_Exercise details:_ Print out the entries below with no edits.

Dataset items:
►
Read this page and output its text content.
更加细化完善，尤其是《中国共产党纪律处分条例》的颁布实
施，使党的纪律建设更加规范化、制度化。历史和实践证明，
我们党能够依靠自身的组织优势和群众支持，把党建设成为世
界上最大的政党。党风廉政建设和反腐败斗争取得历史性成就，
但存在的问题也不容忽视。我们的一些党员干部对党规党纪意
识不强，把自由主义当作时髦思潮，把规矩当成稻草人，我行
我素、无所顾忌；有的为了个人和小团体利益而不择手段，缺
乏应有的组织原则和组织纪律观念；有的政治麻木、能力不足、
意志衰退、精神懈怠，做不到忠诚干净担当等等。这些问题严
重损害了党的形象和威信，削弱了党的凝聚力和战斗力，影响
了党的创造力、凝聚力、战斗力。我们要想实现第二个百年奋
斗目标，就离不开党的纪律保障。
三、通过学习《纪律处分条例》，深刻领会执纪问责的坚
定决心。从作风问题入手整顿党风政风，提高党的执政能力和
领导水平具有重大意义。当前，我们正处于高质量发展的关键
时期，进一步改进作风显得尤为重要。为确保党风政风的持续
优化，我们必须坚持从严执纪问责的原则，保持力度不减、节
◄
_Complete output:_
Read this page and output its text content.
更加细化完善，尤其是《中国共产党纪律处分条例》的颁布实
施，使党的纪律建设更加规范化、制度化。历史和实践证明，
我们党能够依靠自身的组织优势和群众支持，把党建设成为世
界上最大的政党。党风廉政建设和反腐败斗争取得历史性成就，
但存在的问题也不容忽视。我们的一些党员干部对党规党纪意
识不强，把自由主义当作时髦思潮，把规矩当成稻草人，我行
我素、无所顾忌；有的为了个人和小团体利益而不择手段，缺
乏应有的组织原则和组织纪律观念；有的政治麻木、能力不足、
意志衰退、精神懈怠，做不到忠诚干净担当等等。这些问题严
重损害了党的形象和威信，削弱了党的凝聚力和战斗力，影响
了党的创造力、凝聚力、战斗力。我们要想实现第二个百年奋
斗目标，就离不开党的纪律保障。
三、通过学习《纪律处分条例》，深刻领会执纪问责的坚
定决心。从作风问题入手整顿党风政风，提高党的执政能力和
领导水平具有重大意义。当前，我们正处于高质量发展的关键
时期，进一步改进作风显得尤为重要。为确保党风政风的持续
优化，我们必须坚持从严执纪问责的原则，保持力度不减、节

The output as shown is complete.